— begin Source text —

3.4. Final Energy Consumption for Space Cooling in the European Transportation Sector

Lastly, the results for the FEC for space cooling in the whole EU27+UK transportation sector are presented. Figure 4 below differentiates the outcomes per vehicle category.

By inspecting the figure, it can be said that the total FEC for space cooling results in the whole EU27+UK transportation sector to be almost 125 TWh/y.

Moreover, by breaking down the different vehicle categories, the light vehicles section was found to be the most energy-consuming, with more than 115 TWh/y for the whole EU27+UK. Italy had the highest value at almost 30 TWh/y, immediately followed by Spain with more than 28 TWh/y and by France and Germany with around 14 and 13 TWh/y, respectively.

Concerning the medium vehicles category, the FEC for space cooling in the EU27+UK was more than 8 TWh/y. Greece was found to be the most energy-consuming MS with about 2.5 TWh/y, followed by Portugal and France around 1 TWh/y each. The remaining MSs showed minor values.

Ultimately, regarding the heavy vehicles category, the FEC for space cooling of the entire EU27+UK was nearly 1 TWh/y. Greece, Germany, France, the United Kingdom, and Italy were found to be the most energy-consuming, with values of 0.15, 0.1, 0.07, 0.06, and 0.0.4 TWh/y, respectively. Concerning the remaining MSs, lesser values are presented.

As can be observed from the information presented in Section 2 concerning the vehicle space cooling system power peak capacity, high values are reported in categories such as aircrafts, ships, and trains, which can even surpass 300 kW, while the light and medium category is mainly dominated by values in the range of 3 to 10 kW. According to the results presented in Figure 4, it can be clearly stated that the greatest influence in Equation (2) is given by the number of vehicles (Nr_vehicles) in all the vehicle categories. Although heavy vehicles are mainly characterized by higher space cooling system power peak capacities, they little contributed to the overall EU27+UK FEC compared to the light vehicle sector which dominates in terms of the number of vehicles.

4. Discussion

According to the main findings of the current study, in 2019, the FEC for space cooling (SC) in the transportation sector for the whole EU27+UK accounted for almost 125 TWh/y.

— end Source text —
— begin Provided data —

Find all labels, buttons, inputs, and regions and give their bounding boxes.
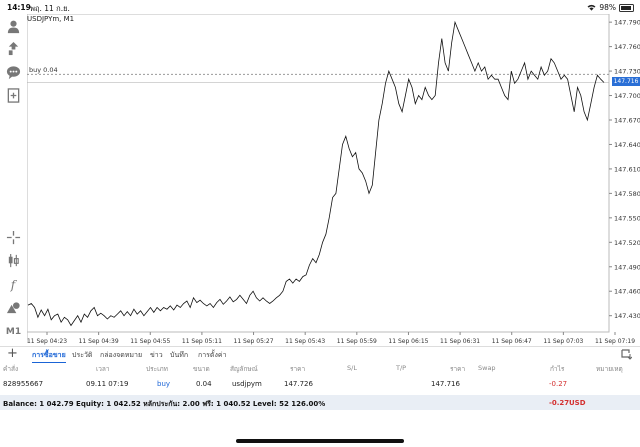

— end Provided data —

◆ Task directions:
Output the part of the text on space-cooling energy in European transport that begins at the words "Concerning the medium" and stops after "values are presented.". The listing plays no part in this.

◆ Reply to the task:
Concerning the medium vehicles category, the FEC for space cooling in the EU27+UK was more than 8 TWh/y. Greece was found to be the most energy-consuming MS with about 2.5 TWh/y, followed by Portugal and France around 1 TWh/y each. The remaining MSs showed minor values.

Ultimately, regarding the heavy vehicles category, the FEC for space cooling of the entire EU27+UK was nearly 1 TWh/y. Greece, Germany, France, the United Kingdom, and Italy were found to be the most energy-consuming, with values of 0.15, 0.1, 0.07, 0.06, and 0.0.4 TWh/y, respectively. Concerning the remaining MSs, lesser values are presented.